Por su parte, Fermín Frigedo, mientras la hermana visitaba al coronel, se fue a Oviedo para solicitar el traslado, desde Carbayín a Sama, del cadáver de su hermano Faustino, “víctima de los pasados sucesos”; y obtuvo dicho permiso, del que tengo una copia en mi poder, mediante oficio que firma el inspector provincial de Sanidad interino don José María Gaset, visa el coronel don José Solchaga, refrenda, de orden del general López Ochoa, el coronel jefe de Estado Mayor don Emilio Araujo y autoriza, en fin, el subdelegado de Medicina de Pola de Siero don Bernardo Nuño. Con este permiso se presentó en Carbayín Fermín Frigedo, y previo el cumplimiento de todos los requisitos que se le exigían, obtuvo la entrega del cadáver de su hermano Faustino, para poderlo enterrar en el cementerio de Sama de Langreo. En este cadáver existían las siguientes lesiones visibles: señales de haber sido golpeada la cabeza, señales en el cuello como de estrangulación, algo saliente de la boca la lengua y una herida de arma blanca, con entrada por la espalda y salida por el pecho, en cuyo orificio había sangre coagulada.

Además del de Faustino Frigedo Martínez se encontraron en la escombrera de la mina de Rosellón en Carbayín los cadáveres de los siguientes detenidos: Benjamín García García y Dimas Yáñez, de Sama de Langreo; Eloy Vallina, Honorio Vallina, José Meana y un hijo suyo, y Antera Valdés, de la Felguera; Gerardo Noriega, Tomás Centeno, Cándido García (a) Torcuato, Alejandro García Fernández, Celso Rodríguez, Ángel Ballina, Agustín Amil Feito, X. Borrajo y un enfermo del Hospitalillo de Ciaño de Santa Ana, cuyo nombre no he podido averiguar, todos de pueblos del Concejo de San Martín del Rey Aurelio, más Antonio Flores, ignoro de qué localidad. No eran los únicos cadáveres los de estas personas, cuyos nombres trabajosamente he ido adquiriendo. Había, por lo menos, otros dos, de quienes desconozco los nombres y circunstancias.

Entradas de datos almacenadas
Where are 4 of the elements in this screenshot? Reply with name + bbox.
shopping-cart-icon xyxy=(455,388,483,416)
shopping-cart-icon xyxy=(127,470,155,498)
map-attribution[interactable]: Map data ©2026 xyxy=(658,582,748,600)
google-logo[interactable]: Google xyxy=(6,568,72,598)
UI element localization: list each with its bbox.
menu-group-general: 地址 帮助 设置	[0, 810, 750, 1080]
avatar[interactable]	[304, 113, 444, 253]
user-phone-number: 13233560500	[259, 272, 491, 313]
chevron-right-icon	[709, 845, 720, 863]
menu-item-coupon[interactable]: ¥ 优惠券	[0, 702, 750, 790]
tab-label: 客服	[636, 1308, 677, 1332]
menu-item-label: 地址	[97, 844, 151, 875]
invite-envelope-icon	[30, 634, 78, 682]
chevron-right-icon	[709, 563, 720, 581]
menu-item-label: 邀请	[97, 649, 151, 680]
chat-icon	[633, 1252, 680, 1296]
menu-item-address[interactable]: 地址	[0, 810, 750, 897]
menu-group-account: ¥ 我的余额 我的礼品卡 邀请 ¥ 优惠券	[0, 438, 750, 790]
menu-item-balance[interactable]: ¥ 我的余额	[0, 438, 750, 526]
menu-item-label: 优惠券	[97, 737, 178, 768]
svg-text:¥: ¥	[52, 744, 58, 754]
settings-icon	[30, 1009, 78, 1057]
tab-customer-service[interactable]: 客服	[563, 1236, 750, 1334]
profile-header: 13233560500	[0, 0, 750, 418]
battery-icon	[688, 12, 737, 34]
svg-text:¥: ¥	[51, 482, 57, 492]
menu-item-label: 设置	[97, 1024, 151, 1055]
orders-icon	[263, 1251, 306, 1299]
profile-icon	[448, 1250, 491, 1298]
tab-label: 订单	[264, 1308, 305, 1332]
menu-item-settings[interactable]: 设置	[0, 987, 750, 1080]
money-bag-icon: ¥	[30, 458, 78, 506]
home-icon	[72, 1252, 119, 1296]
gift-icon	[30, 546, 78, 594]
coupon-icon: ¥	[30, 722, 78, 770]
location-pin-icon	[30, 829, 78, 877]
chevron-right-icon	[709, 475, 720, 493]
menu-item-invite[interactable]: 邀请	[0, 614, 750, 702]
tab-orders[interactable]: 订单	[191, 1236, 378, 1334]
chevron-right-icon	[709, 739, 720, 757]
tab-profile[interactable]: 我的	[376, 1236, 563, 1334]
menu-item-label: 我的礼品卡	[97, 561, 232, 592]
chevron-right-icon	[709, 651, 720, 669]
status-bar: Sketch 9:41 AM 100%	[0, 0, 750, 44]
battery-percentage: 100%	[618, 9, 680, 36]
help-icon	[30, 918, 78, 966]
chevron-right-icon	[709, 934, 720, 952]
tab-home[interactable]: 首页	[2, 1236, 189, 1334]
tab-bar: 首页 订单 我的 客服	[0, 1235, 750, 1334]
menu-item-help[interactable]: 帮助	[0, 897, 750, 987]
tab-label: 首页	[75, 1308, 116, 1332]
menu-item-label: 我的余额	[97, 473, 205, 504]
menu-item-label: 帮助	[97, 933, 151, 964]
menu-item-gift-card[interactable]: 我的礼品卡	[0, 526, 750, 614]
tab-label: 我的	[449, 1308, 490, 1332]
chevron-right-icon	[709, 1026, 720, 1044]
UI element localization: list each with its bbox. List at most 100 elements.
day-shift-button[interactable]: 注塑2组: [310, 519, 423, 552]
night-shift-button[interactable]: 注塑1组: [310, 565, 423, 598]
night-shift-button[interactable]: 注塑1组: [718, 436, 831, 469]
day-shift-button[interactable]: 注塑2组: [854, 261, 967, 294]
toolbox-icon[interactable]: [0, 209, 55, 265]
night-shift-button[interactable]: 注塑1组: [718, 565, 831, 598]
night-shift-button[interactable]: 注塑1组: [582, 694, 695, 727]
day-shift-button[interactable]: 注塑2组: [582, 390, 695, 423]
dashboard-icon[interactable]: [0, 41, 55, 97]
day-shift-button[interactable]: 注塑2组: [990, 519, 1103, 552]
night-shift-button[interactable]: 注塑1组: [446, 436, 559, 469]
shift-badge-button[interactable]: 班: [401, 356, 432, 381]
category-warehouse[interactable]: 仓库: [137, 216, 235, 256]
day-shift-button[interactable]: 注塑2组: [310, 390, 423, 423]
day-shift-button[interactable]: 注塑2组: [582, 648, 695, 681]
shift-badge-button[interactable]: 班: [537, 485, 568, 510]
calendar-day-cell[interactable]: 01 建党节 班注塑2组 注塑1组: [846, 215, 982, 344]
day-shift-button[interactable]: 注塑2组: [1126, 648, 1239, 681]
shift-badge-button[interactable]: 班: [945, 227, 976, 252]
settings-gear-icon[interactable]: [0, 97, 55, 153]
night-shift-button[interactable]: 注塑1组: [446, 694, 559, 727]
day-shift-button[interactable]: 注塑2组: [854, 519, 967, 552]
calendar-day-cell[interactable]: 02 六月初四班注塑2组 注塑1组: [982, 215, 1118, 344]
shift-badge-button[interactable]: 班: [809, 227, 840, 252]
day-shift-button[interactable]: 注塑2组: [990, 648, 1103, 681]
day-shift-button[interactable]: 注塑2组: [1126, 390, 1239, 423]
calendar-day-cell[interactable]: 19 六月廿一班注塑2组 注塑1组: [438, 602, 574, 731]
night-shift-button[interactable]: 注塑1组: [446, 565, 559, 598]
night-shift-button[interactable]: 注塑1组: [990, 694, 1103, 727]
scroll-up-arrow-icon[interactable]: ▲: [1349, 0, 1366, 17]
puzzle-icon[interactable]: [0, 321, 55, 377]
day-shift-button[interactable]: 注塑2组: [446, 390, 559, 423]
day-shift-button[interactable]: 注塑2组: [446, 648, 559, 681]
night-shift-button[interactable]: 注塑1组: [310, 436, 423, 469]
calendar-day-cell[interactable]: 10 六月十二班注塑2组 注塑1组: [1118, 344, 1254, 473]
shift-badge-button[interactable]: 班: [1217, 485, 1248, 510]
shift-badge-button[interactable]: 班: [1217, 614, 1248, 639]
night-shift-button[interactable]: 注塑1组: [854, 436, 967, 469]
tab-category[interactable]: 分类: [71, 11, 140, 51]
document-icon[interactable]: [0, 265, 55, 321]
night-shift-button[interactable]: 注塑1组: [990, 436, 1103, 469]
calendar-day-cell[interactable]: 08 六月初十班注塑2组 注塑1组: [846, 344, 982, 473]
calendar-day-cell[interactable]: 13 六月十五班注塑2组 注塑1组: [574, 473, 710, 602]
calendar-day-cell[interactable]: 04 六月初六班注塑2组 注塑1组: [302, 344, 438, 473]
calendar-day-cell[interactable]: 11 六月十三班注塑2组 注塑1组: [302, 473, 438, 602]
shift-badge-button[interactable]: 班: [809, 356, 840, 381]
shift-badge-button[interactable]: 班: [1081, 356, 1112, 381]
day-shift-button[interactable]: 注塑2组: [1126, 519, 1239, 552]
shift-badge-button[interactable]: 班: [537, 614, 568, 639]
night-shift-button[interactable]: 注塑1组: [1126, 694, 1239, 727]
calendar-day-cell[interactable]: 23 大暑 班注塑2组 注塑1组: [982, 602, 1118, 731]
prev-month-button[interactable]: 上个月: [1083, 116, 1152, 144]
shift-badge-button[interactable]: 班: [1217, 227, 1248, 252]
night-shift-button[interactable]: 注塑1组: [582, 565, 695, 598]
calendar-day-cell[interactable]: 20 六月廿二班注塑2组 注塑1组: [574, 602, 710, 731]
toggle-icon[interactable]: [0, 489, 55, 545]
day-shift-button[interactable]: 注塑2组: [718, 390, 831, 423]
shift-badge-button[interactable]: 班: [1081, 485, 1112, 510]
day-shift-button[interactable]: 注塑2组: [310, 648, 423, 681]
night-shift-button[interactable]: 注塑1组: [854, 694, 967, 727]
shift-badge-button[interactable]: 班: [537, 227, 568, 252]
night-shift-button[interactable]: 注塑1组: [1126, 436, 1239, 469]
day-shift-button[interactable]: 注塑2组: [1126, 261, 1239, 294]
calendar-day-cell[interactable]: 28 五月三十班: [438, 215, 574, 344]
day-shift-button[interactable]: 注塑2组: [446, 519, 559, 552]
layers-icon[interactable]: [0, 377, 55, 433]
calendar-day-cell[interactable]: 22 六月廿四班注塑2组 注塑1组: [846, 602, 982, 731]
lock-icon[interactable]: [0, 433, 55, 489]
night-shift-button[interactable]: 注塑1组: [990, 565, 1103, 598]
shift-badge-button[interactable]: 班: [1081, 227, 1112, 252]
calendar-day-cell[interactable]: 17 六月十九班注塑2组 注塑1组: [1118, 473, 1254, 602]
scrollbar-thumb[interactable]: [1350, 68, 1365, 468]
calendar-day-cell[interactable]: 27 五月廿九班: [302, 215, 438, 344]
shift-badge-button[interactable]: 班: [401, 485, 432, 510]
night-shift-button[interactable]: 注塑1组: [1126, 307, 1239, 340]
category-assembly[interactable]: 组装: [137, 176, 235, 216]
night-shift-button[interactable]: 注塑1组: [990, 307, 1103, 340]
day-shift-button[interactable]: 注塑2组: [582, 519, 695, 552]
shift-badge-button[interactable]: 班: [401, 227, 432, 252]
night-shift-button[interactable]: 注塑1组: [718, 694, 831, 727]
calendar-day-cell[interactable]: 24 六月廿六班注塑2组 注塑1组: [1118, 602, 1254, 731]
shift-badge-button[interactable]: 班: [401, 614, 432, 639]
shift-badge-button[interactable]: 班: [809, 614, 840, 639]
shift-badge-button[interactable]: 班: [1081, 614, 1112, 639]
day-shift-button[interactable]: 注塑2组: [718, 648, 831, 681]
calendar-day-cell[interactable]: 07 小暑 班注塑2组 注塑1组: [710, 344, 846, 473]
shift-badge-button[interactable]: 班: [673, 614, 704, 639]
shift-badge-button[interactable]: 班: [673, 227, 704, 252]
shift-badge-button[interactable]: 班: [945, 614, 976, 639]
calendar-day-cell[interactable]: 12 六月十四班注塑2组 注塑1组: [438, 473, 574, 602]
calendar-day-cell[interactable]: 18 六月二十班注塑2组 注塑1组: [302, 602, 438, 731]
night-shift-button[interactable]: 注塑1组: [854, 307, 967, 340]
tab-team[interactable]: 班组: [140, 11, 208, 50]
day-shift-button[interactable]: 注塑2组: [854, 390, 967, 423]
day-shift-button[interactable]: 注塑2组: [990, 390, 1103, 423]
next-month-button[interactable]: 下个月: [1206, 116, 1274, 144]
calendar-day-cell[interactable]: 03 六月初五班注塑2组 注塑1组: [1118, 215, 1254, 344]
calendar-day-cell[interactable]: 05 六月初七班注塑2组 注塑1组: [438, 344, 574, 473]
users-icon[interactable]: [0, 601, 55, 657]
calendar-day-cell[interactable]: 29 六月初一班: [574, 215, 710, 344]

- _ORDEN DE TRABAJO A_
¿En qué cementerio quería Fermín Frigedo enterrar el cadáver de su hermano Faustino, según el fragmento sobre los muertos de Carbayín?
- _ORDEN DE TRABAJO B_
Prosigue el fragmento sobre los muertos de Carbayín a partir de su última oración.
Las filas son un material independiente del fragmento.

- _CASILLA DE RESPUESTA A_
En el cementerio de Sama de Langreo.

- _CASILLA DE RESPUESTA B_
Ninguno de los citados señores tenía prestada declaración ante juez alguno y es casi seguro que varios de ellos fueran totalmente ajenos y algunos hasta opuestos al movimiento revolucionario. A la casi totalidad los detuvieron en sus domicilios los días 19, 20 y 21 de octubre y los llevaron a la cárcel sin decirles ni entonces ni después el motivo de su detención. También sin explicación de ninguna índole se les sacó de la cárcel a las tres de la madrugada del día 25 para trasladarlos, según información que en Sama he podido recoger, en la camioneta de matrícula 0.-8999, propiedad del vecino de dicha villa Francisco García, popularmente llamado Quico, a la escombrera de la mina de Rosellón en Carbayín, donde todos ellos fueron matados, incluso dos chiquillos de dieciséis años: el hijo de José Meana y Ángel Ballina, ¿Cómo? La fantasía popular, partiendo de que no se dejó ver ningún cadáver, después de la exhumación del de Faustino Frigedo Martínez, se ha desbordado en detalles espeluznantes que me abstengo de transcribir. Son evidentes y sugeridoras, sin embargo, las lesiones externas apreciadas en el cadáver de Faustino Frigedo Martínez, a que anteriormente me referí. Parece también fuera de duda que varios cadáveres estaban de tal modo deformados que sólo fue posible reconocerlos por sus ropas y por sus documentos. Confirma, en fin, la fuerte anormalidad de todo esto el hecho de que, apenas descubierto el enterramiento de la veintena de víctimas, se llevaran presurosamente sus cadáveres a Oviedo, sin duda con el propósito de hacerlos desaparecer, y como en Oviedo no se quisieran hacer cargo de ellos, hubieron de regresar hacia el punto de partida, si bien ya no dejaron los cadáveres en la escombrera trágica, sino que los transportaron hasta el cementerio de Valdesoto, que es la parroquia a que pertenece Carbayín, donde se les enterró en una fosa común, sin atender reclamaciones de algunos familiares, que deseaban hacerse cargo de sus deudos para enterrarlos como fue enterrado el cartero de Sama Faustino Frigedo Martínez. Dije en uno de los párrafos anteriores, y lo repito, que es casi seguro que varios de estos asesinados en Carbayín fueran totalmente ajenos y algunos hasta opuestos al movimiento revolucionario. Aunque no importa, a los efectos de la responsabilidad criminal derivada de estos monstruosos asesinatos, que los muertos fueran o no culpables, me interesa comunicar a S. E. los datos en que me fundo para suponer la inocencia de varios.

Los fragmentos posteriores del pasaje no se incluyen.